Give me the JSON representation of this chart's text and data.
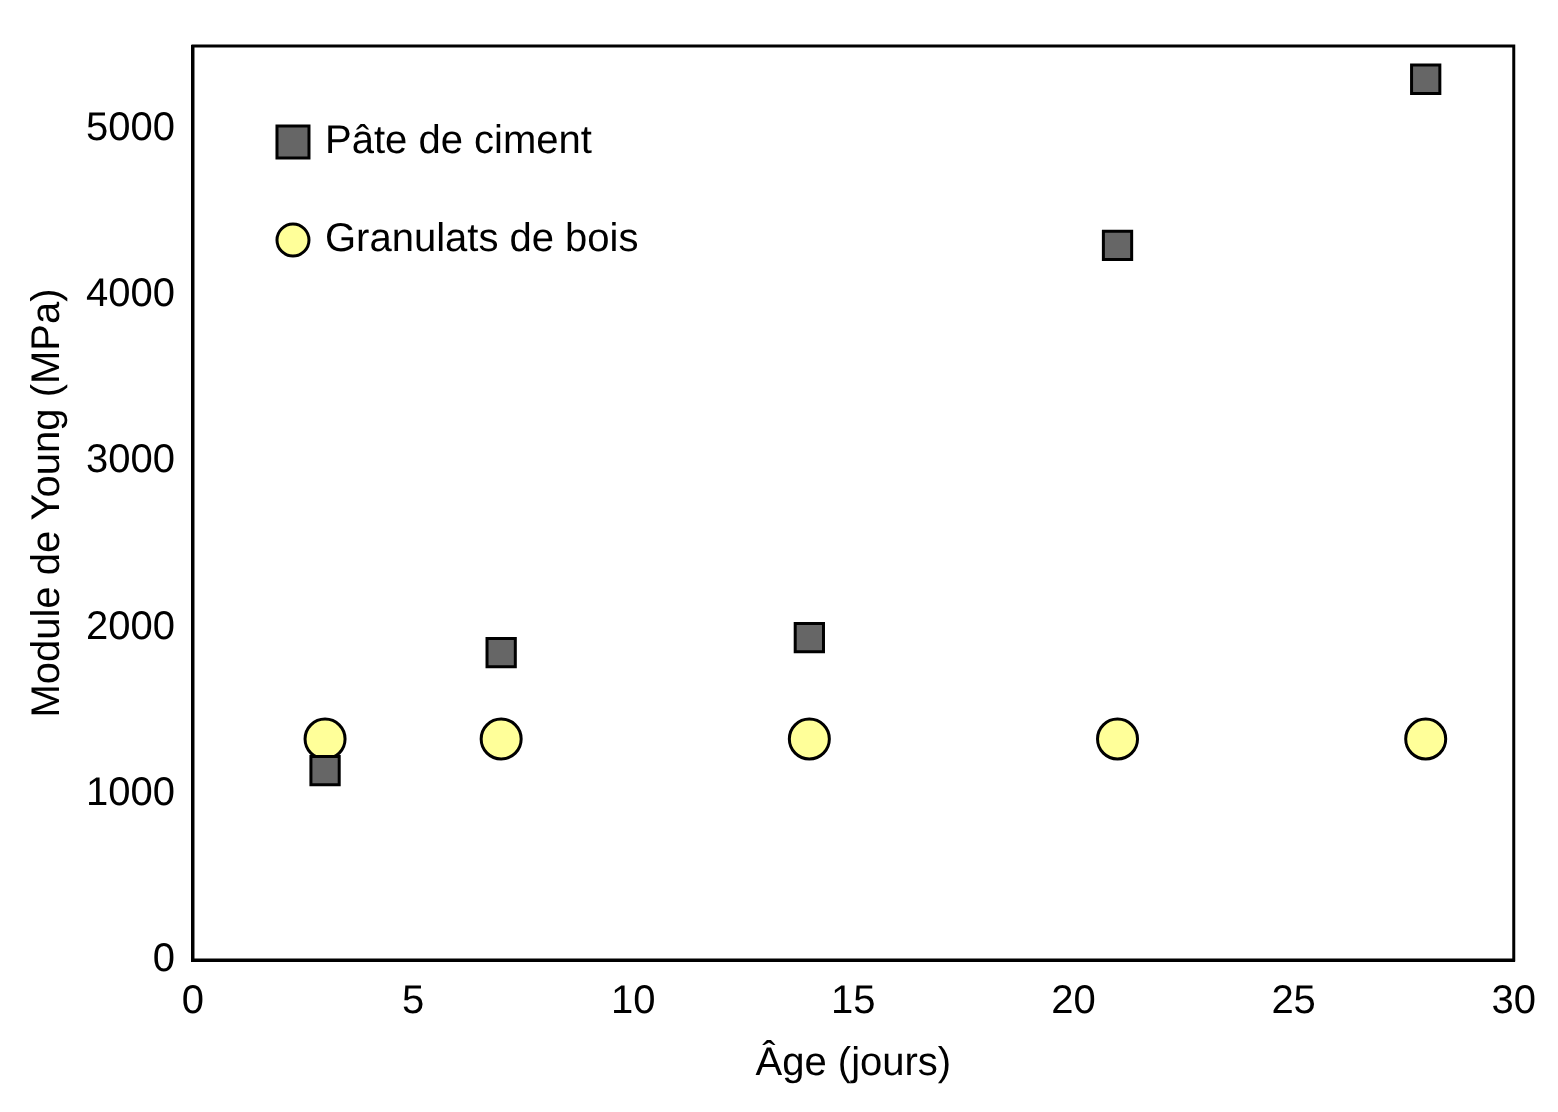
{
  "chart_data": {
    "type": "scatter",
    "xlabel": "Âge (jours)",
    "ylabel": "Module de Young (MPa)",
    "xlim": [
      0,
      30
    ],
    "xticks": [
      0,
      5,
      10,
      15,
      20,
      25,
      30
    ],
    "ylim": [
      0,
      5500
    ],
    "yticks": [
      0,
      1000,
      2000,
      3000,
      4000,
      5000
    ],
    "grid": false,
    "legend": "top left",
    "series": [
      {
        "name": "Pâte de ciment",
        "color": "#666666",
        "marker": "square",
        "x": [
          3,
          7,
          14,
          21,
          28
        ],
        "values": [
          1140,
          1850,
          1940,
          4300,
          5300
        ]
      },
      {
        "name": "Granulats de bois",
        "color": "#ffff99",
        "marker": "circle",
        "x": [
          3,
          7,
          14,
          21,
          28
        ],
        "values": [
          1330,
          1330,
          1330,
          1330,
          1330
        ]
      }
    ]
  }
}
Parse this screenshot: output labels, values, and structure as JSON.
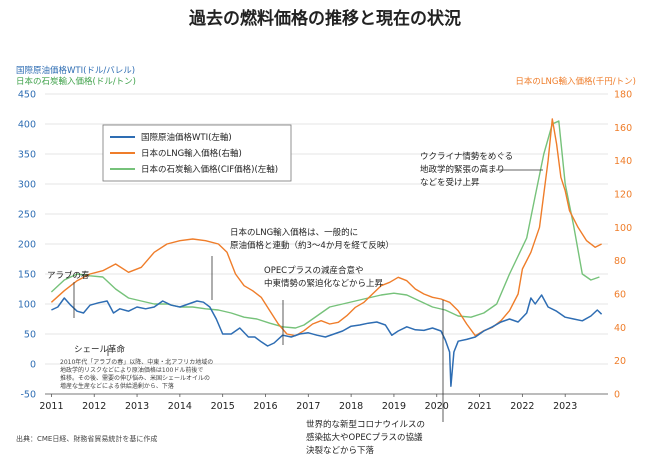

■ Task ■
The word "this" appears in how many lines of the data? Answer with only the number.

■ Finished answer ■
2